══ TRECHO DO TEXTO ══

7. Neste sentido, alguns países já começam a reduzir as exportações de alimentos. Neste cenário, a OMC, OMS e FAO defendem medidas para garantir os fluxos comerciais de alimentos no mercado mundial. Ademais, as restrições à entrada de pessoas em diversos países, principalmente na Europa, já provoca dificuldades para garantir as colheitas, na medida em que estes países são dependentes de força de trabalho estrangeira para este serviço, como a Grã-Bretanha, França e Alemanha, por exemplo.

8. No Brasil, apesar da Ministra da Agricultura Tereza Cristina afastar problemas na produção de alimentos no país, a preocupação é com a rede logística de distribuição de insumos e alimentos.

9. O desmonte das políticas públicas relacionadas à segurança alimentar, que começaram a ser desarticuladas desde o governo de Michel Temer somada ao aprofundamento da crise do coronavírus, a destruição dos mecanismos de garantia de preços mínimos e de estoques públicos de alimentos, podem levar à crise de abastecimento de alimentos no país.

10. Diante dos riscos de desabastecimento e os desmontes das políticas públicas relacionadas a segurança alimentar, fóruns, redes, articulações, movimentos e organizações da sociedade civil relacionadas à pauta apresentaram um conjunto de propostas de combate à fome a serem implementadas, em caráter urgente e emergencial, pelos governos nas esferas federal, estadual e municipal. A plataforma apresenta um conjunto de propostas para o fortalecimento das políticas públicas neste momento de crise e para garantir a proteção e o direito das trabalhadoras e trabalhadores à alimentação.

═══

- [QUESTÕES DE ESTUDO]
• A. Liste todas as siglas de organizações internacionais citadas no trecho sobre segurança alimentar.
• B. Transcreva o trecho sobre segurança alimentar desde "7. Neste sentido, alguns" até "Alemanha, por exemplo.", incluindo essas palavras.
As linhas não têm relação com o trecho sobre segurança alimentar.

══ MATERIAL FORNECIDO ══

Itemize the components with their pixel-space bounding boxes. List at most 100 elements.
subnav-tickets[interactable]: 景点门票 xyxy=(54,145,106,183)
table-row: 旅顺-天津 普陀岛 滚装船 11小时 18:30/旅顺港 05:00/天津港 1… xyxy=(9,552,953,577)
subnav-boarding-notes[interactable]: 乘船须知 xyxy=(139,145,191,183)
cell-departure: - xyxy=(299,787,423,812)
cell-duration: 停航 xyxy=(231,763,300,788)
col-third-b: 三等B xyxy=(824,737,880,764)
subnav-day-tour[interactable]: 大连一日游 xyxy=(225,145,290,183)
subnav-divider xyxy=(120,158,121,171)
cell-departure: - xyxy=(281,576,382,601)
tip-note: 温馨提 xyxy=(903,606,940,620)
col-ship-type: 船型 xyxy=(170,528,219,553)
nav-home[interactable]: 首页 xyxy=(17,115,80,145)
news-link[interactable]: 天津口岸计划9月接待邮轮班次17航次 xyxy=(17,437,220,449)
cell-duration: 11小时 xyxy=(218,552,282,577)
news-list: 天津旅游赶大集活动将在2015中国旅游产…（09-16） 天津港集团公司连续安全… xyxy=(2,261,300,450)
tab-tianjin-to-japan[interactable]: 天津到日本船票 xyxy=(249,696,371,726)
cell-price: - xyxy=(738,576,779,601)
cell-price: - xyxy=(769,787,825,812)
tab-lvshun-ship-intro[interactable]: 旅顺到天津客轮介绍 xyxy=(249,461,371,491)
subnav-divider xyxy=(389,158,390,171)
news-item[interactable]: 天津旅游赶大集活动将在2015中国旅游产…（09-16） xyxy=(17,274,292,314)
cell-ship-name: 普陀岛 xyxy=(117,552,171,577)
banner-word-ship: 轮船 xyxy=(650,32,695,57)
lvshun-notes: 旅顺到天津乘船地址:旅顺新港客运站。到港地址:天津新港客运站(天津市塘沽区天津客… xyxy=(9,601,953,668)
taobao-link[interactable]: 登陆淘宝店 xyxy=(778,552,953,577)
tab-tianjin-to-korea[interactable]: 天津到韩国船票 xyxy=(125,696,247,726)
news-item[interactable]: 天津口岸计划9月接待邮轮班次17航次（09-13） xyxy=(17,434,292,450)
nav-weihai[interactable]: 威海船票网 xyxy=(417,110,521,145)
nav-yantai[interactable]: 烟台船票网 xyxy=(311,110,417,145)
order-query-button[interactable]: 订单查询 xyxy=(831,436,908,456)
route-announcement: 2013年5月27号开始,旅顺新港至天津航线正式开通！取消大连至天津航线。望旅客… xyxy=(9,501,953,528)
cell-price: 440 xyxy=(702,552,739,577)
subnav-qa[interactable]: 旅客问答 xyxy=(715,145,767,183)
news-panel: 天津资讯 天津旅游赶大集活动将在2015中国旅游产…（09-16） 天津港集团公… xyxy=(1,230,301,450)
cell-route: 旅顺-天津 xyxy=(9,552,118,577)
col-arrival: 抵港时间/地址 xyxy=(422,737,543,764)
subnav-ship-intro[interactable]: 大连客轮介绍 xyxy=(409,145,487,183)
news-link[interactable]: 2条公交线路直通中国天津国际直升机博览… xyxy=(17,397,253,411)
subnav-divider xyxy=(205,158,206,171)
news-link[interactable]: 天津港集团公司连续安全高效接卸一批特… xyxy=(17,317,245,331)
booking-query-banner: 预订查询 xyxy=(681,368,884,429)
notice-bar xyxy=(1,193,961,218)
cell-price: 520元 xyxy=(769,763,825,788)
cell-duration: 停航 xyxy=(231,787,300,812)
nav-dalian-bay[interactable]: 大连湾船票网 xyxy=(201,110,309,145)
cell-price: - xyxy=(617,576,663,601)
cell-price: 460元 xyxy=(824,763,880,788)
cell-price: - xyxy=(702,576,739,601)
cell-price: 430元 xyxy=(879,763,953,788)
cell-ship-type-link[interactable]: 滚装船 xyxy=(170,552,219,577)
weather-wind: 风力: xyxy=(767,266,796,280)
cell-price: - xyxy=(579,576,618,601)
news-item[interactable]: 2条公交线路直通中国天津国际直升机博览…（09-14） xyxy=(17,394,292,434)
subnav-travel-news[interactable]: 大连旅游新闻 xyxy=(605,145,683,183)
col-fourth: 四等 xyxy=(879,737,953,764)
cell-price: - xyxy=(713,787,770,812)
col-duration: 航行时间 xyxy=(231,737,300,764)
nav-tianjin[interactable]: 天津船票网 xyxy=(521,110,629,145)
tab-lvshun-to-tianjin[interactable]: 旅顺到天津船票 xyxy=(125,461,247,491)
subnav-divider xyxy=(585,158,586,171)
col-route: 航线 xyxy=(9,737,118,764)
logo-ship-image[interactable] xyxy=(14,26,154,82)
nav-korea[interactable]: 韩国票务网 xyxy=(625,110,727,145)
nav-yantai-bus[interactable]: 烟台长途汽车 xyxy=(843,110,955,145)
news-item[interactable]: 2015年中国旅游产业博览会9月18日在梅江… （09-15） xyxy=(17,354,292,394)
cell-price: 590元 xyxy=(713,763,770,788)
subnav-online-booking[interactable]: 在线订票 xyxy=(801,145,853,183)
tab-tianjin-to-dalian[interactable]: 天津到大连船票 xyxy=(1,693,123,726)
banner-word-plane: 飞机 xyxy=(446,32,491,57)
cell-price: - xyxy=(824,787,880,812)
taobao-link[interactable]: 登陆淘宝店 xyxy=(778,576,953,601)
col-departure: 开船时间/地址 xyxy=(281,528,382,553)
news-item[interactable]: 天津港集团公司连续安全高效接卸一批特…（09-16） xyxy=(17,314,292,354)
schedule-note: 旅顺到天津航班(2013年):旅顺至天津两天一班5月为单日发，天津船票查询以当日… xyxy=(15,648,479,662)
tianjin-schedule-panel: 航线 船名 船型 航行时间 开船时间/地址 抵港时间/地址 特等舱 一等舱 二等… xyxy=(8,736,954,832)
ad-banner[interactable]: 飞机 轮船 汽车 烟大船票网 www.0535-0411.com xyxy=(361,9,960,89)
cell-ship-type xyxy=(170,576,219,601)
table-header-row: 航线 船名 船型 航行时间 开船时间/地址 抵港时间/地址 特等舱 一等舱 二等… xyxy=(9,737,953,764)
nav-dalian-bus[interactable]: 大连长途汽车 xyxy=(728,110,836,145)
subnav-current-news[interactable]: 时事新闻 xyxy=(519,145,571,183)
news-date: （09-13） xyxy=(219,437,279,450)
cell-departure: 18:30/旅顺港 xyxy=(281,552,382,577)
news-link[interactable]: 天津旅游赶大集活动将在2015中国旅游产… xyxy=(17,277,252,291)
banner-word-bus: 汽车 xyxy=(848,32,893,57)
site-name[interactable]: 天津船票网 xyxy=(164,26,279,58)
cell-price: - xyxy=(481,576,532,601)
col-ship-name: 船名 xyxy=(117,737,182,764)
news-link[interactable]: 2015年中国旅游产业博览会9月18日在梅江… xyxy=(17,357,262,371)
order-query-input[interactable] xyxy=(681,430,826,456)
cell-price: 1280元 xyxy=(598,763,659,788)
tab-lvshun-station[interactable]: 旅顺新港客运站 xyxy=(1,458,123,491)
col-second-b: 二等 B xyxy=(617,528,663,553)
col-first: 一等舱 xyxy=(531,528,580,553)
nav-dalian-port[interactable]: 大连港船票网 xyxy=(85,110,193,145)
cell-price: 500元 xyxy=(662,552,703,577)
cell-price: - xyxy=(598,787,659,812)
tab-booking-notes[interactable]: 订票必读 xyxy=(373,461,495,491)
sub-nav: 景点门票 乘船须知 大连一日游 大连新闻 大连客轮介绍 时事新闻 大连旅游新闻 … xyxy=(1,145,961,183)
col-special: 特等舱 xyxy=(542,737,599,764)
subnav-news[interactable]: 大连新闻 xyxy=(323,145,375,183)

═══

- [SOLUÇÕES DOS EXERCÍCIOS]
• A. OMC, OMS e FAO.

• B.
7. Neste sentido, alguns países já começam a reduzir as exportações de alimentos. Neste cenário, a OMC, OMS e FAO defendem medidas para garantir os fluxos comerciais de alimentos no mercado mundial. Ademais, as restrições à entrada de pessoas em diversos países, principalmente na Europa, já provoca dificuldades para garantir as colheitas, na medida em que estes países são dependentes de força de trabalho estrangeira para este serviço, como a Grã-Bretanha, França e Alemanha, por exemplo.